* Begin *

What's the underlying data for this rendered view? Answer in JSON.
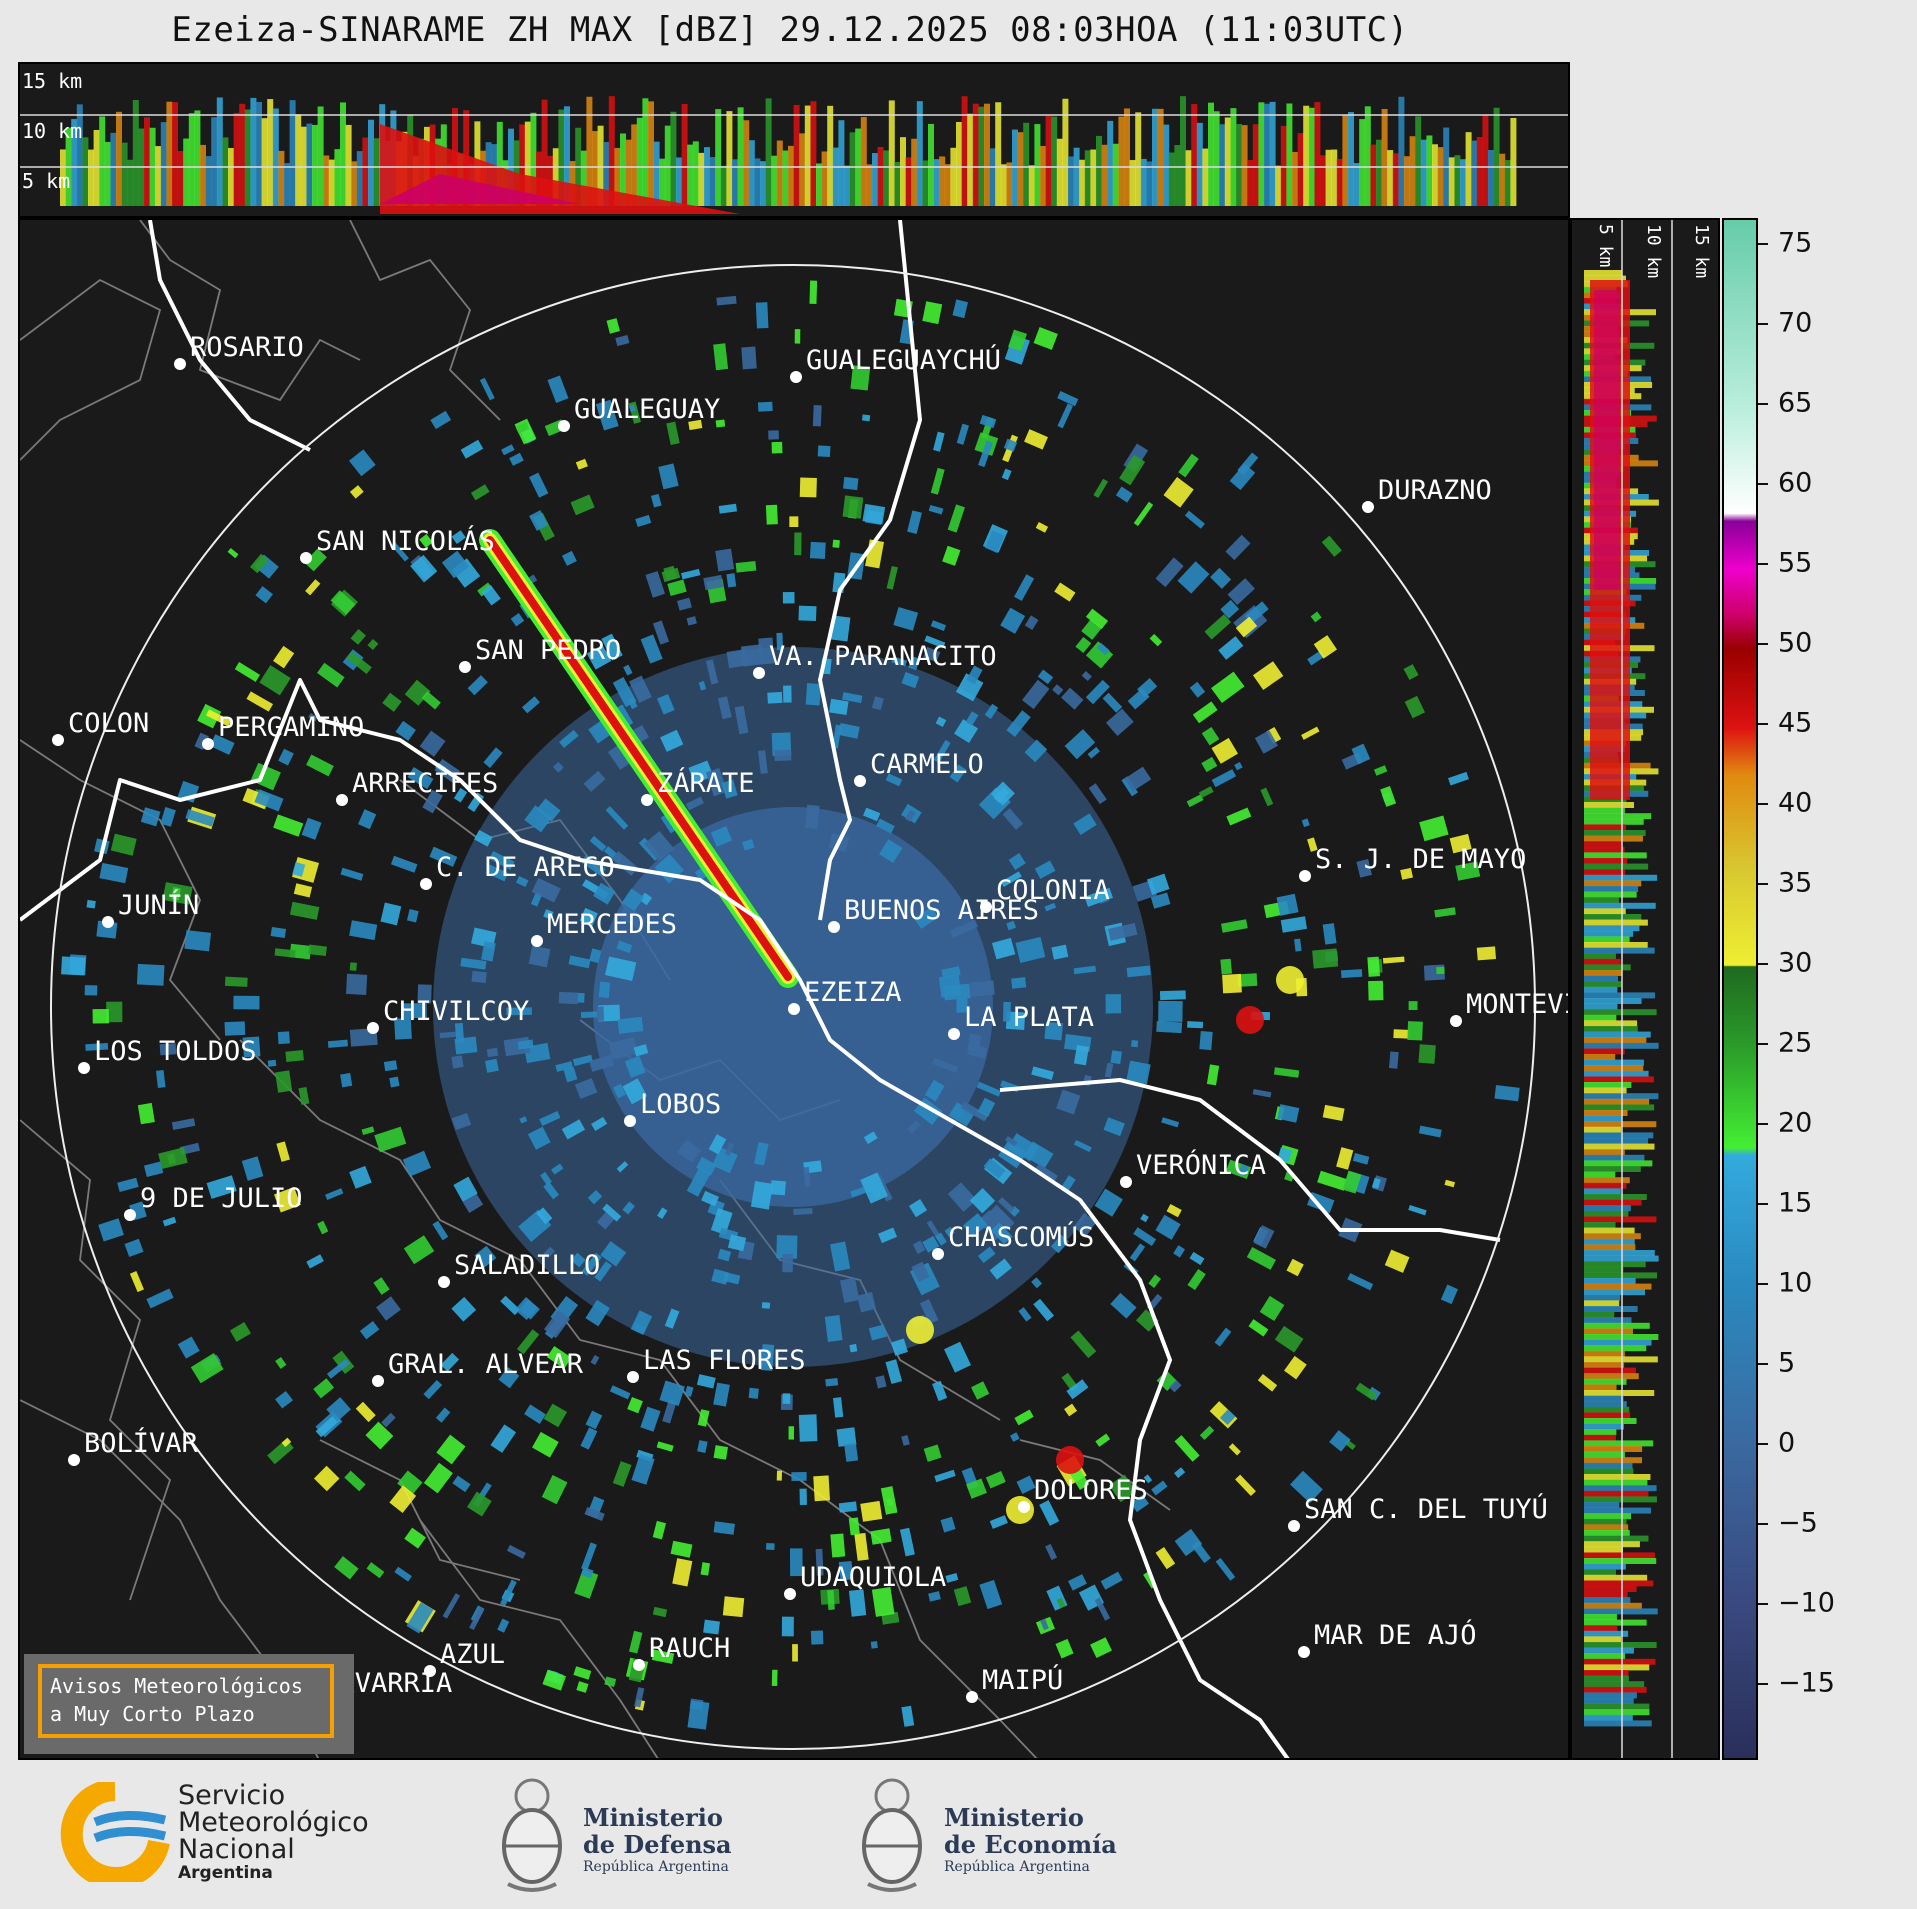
{
  "title": "Ezeiza-SINARAME ZH MAX [dBZ] 29.12.2025 08:03HOA (11:03UTC)",
  "top_panel": {
    "height_labels": [
      "15 km",
      "10 km",
      "5 km"
    ]
  },
  "side_panel": {
    "height_labels": [
      "5 km",
      "10 km",
      "15 km"
    ]
  },
  "cities": [
    {
      "name": "ROSARIO"
    },
    {
      "name": "GUALEGUAYCHÚ"
    },
    {
      "name": "GUALEGUAY"
    },
    {
      "name": "SAN NICOLÁS"
    },
    {
      "name": "DURAZNO"
    },
    {
      "name": "SAN PEDRO"
    },
    {
      "name": "VA. PARANACITO"
    },
    {
      "name": "COLON"
    },
    {
      "name": "PERGAMINO"
    },
    {
      "name": "CARMELO"
    },
    {
      "name": "ARRECIFES"
    },
    {
      "name": "ZÁRATE"
    },
    {
      "name": "S. J. DE MAYO"
    },
    {
      "name": "C. DE ARECO"
    },
    {
      "name": "COLONIA"
    },
    {
      "name": "JUNÍN"
    },
    {
      "name": "BUENOS AIRES"
    },
    {
      "name": "MERCEDES"
    },
    {
      "name": "MONTEVIDEO"
    },
    {
      "name": "EZEIZA"
    },
    {
      "name": "CHIVILCOY"
    },
    {
      "name": "LA PLATA"
    },
    {
      "name": "LOS TOLDOS"
    },
    {
      "name": "LOBOS"
    },
    {
      "name": "VERÓNICA"
    },
    {
      "name": "9 DE JULIO"
    },
    {
      "name": "CHASCOMÚS"
    },
    {
      "name": "SALADILLO"
    },
    {
      "name": "GRAL. ALVEAR"
    },
    {
      "name": "LAS FLORES"
    },
    {
      "name": "BOLÍVAR"
    },
    {
      "name": "DOLORES"
    },
    {
      "name": "SAN C. DEL TUYÚ"
    },
    {
      "name": "UDAQUIOLA"
    },
    {
      "name": "MAR DE AJÓ"
    },
    {
      "name": "AZUL"
    },
    {
      "name": "RAUCH"
    },
    {
      "name": "OLAVARRÍA"
    },
    {
      "name": "MAIPÚ"
    }
  ],
  "warning_box": {
    "line1": "Avisos Meteorológicos",
    "line2": "a Muy Corto Plazo",
    "border_color": "#f5a000"
  },
  "colorbar": {
    "unit": "dBZ",
    "ticks": [
      "75",
      "70",
      "65",
      "60",
      "55",
      "50",
      "45",
      "40",
      "35",
      "30",
      "25",
      "20",
      "15",
      "10",
      "5",
      "0",
      "−5",
      "−10",
      "−15"
    ],
    "range": [
      -20,
      77
    ],
    "stops": [
      {
        "v": -20,
        "c": "#2a2f5a"
      },
      {
        "v": -10,
        "c": "#3a4a80"
      },
      {
        "v": 0,
        "c": "#3a6aa0"
      },
      {
        "v": 10,
        "c": "#2a8ac0"
      },
      {
        "v": 18,
        "c": "#33aadd"
      },
      {
        "v": 18.5,
        "c": "#44ee33"
      },
      {
        "v": 25,
        "c": "#2a9a2a"
      },
      {
        "v": 29.9,
        "c": "#1f6a1f"
      },
      {
        "v": 30,
        "c": "#eeee33"
      },
      {
        "v": 36,
        "c": "#d8c830"
      },
      {
        "v": 42,
        "c": "#e08a10"
      },
      {
        "v": 45,
        "c": "#dd1111"
      },
      {
        "v": 50,
        "c": "#990000"
      },
      {
        "v": 52,
        "c": "#cc0066"
      },
      {
        "v": 55,
        "c": "#ee00cc"
      },
      {
        "v": 58,
        "c": "#880099"
      },
      {
        "v": 58.5,
        "c": "#ffffff"
      },
      {
        "v": 65,
        "c": "#bbeedd"
      },
      {
        "v": 77,
        "c": "#66ccaa"
      }
    ]
  },
  "footer": {
    "smn": {
      "line1": "Servicio",
      "line2": "Meteorológico",
      "line3": "Nacional",
      "line4": "Argentina"
    },
    "defensa": {
      "line1": "Ministerio",
      "line2": "de Defensa",
      "line3": "República Argentina"
    },
    "economia": {
      "line1": "Ministerio",
      "line2": "de Economía",
      "line3": "República Argentina"
    }
  }
}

* End *

Leave the pictures out and reproduce all of the records exactly.

**EXERCISE OUTPUT**
What's the underlying data for this rendered view? Answer in JSON.
{
  "title": "Ezeiza-SINARAME ZH MAX [dBZ] 29.12.2025 08:03HOA (11:03UTC)",
  "top_panel": {
    "height_labels": [
      "15 km",
      "10 km",
      "5 km"
    ]
  },
  "side_panel": {
    "height_labels": [
      "5 km",
      "10 km",
      "15 km"
    ]
  },
  "cities": [
    {
      "name": "ROSARIO"
    },
    {
      "name": "GUALEGUAYCHÚ"
    },
    {
      "name": "GUALEGUAY"
    },
    {
      "name": "SAN NICOLÁS"
    },
    {
      "name": "DURAZNO"
    },
    {
      "name": "SAN PEDRO"
    },
    {
      "name": "VA. PARANACITO"
    },
    {
      "name": "COLON"
    },
    {
      "name": "PERGAMINO"
    },
    {
      "name": "CARMELO"
    },
    {
      "name": "ARRECIFES"
    },
    {
      "name": "ZÁRATE"
    },
    {
      "name": "S. J. DE MAYO"
    },
    {
      "name": "C. DE ARECO"
    },
    {
      "name": "COLONIA"
    },
    {
      "name": "JUNÍN"
    },
    {
      "name": "BUENOS AIRES"
    },
    {
      "name": "MERCEDES"
    },
    {
      "name": "MONTEVIDEO"
    },
    {
      "name": "EZEIZA"
    },
    {
      "name": "CHIVILCOY"
    },
    {
      "name": "LA PLATA"
    },
    {
      "name": "LOS TOLDOS"
    },
    {
      "name": "LOBOS"
    },
    {
      "name": "VERÓNICA"
    },
    {
      "name": "9 DE JULIO"
    },
    {
      "name": "CHASCOMÚS"
    },
    {
      "name": "SALADILLO"
    },
    {
      "name": "GRAL. ALVEAR"
    },
    {
      "name": "LAS FLORES"
    },
    {
      "name": "BOLÍVAR"
    },
    {
      "name": "DOLORES"
    },
    {
      "name": "SAN C. DEL TUYÚ"
    },
    {
      "name": "UDAQUIOLA"
    },
    {
      "name": "MAR DE AJÓ"
    },
    {
      "name": "AZUL"
    },
    {
      "name": "RAUCH"
    },
    {
      "name": "OLAVARRÍA"
    },
    {
      "name": "MAIPÚ"
    }
  ],
  "warning_box": {
    "line1": "Avisos Meteorológicos",
    "line2": "a Muy Corto Plazo",
    "border_color": "#f5a000"
  },
  "colorbar": {
    "unit": "dBZ",
    "ticks": [
      "75",
      "70",
      "65",
      "60",
      "55",
      "50",
      "45",
      "40",
      "35",
      "30",
      "25",
      "20",
      "15",
      "10",
      "5",
      "0",
      "−5",
      "−10",
      "−15"
    ],
    "range": [
      -20,
      77
    ],
    "stops": [
      {
        "v": -20,
        "c": "#2a2f5a"
      },
      {
        "v": -10,
        "c": "#3a4a80"
      },
      {
        "v": 0,
        "c": "#3a6aa0"
      },
      {
        "v": 10,
        "c": "#2a8ac0"
      },
      {
        "v": 18,
        "c": "#33aadd"
      },
      {
        "v": 18.5,
        "c": "#44ee33"
      },
      {
        "v": 25,
        "c": "#2a9a2a"
      },
      {
        "v": 29.9,
        "c": "#1f6a1f"
      },
      {
        "v": 30,
        "c": "#eeee33"
      },
      {
        "v": 36,
        "c": "#d8c830"
      },
      {
        "v": 42,
        "c": "#e08a10"
      },
      {
        "v": 45,
        "c": "#dd1111"
      },
      {
        "v": 50,
        "c": "#990000"
      },
      {
        "v": 52,
        "c": "#cc0066"
      },
      {
        "v": 55,
        "c": "#ee00cc"
      },
      {
        "v": 58,
        "c": "#880099"
      },
      {
        "v": 58.5,
        "c": "#ffffff"
      },
      {
        "v": 65,
        "c": "#bbeedd"
      },
      {
        "v": 77,
        "c": "#66ccaa"
      }
    ]
  },
  "footer": {
    "smn": {
      "line1": "Servicio",
      "line2": "Meteorológico",
      "line3": "Nacional",
      "line4": "Argentina"
    },
    "defensa": {
      "line1": "Ministerio",
      "line2": "de Defensa",
      "line3": "República Argentina"
    },
    "economia": {
      "line1": "Ministerio",
      "line2": "de Economía",
      "line3": "República Argentina"
    }
  }
}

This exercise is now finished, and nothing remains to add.